Work to do
Write the count of lines that contain the word "What" and nothing else.

Exercise data
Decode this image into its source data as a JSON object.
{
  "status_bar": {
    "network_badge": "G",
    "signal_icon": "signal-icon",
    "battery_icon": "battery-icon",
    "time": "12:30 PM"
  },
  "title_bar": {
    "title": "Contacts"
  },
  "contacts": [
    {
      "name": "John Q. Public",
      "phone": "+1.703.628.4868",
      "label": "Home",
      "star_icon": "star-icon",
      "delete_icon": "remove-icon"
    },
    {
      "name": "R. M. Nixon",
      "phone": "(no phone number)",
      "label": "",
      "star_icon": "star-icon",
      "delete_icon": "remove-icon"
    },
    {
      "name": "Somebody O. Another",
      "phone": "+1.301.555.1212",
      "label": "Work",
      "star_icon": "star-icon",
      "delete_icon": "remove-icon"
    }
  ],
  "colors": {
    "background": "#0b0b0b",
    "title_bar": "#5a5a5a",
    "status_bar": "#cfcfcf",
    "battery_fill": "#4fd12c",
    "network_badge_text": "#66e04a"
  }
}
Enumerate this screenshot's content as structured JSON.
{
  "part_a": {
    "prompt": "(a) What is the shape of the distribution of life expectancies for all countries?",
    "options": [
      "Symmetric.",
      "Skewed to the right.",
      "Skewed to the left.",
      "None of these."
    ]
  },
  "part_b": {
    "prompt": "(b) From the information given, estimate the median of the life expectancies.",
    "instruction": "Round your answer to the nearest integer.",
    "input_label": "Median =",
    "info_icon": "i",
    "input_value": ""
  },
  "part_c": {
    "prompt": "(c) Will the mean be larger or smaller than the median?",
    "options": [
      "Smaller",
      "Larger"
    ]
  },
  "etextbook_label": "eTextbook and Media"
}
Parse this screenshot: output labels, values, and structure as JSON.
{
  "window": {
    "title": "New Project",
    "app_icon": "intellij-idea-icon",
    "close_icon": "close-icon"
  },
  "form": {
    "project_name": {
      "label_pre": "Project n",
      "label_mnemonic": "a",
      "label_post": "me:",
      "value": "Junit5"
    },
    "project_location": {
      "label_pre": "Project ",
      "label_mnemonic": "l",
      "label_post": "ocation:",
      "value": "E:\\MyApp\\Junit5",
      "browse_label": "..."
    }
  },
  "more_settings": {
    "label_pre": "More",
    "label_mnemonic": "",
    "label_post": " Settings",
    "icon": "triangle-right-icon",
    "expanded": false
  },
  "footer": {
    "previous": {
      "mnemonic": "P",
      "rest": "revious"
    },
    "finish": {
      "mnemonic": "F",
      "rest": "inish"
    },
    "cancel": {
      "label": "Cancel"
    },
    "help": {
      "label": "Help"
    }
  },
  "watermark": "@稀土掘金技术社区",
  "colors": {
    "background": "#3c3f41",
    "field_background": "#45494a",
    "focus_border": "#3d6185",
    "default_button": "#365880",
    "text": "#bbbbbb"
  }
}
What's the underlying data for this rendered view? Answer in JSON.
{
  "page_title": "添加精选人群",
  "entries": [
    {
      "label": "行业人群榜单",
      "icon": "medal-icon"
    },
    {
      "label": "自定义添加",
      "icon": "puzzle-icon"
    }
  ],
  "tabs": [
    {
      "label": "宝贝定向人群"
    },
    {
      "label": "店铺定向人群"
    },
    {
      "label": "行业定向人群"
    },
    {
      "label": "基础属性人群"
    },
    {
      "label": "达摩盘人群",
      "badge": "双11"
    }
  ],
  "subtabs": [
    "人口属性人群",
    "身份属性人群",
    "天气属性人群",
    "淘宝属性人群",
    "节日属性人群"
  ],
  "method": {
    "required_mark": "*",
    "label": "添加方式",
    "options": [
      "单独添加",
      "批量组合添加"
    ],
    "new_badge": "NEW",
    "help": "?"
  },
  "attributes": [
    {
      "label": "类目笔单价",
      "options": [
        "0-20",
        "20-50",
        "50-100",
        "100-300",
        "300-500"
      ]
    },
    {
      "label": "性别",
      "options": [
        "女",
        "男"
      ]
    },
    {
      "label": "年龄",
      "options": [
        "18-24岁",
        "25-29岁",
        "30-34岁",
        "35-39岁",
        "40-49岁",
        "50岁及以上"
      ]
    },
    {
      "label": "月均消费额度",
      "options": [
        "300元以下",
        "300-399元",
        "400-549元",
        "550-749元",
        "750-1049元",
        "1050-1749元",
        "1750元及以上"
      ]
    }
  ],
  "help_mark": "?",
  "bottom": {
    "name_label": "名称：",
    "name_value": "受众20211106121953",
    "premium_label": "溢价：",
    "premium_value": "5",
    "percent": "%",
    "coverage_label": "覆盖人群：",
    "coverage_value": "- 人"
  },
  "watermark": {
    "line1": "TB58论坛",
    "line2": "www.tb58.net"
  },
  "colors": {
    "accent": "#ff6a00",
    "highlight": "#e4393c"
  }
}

Result
2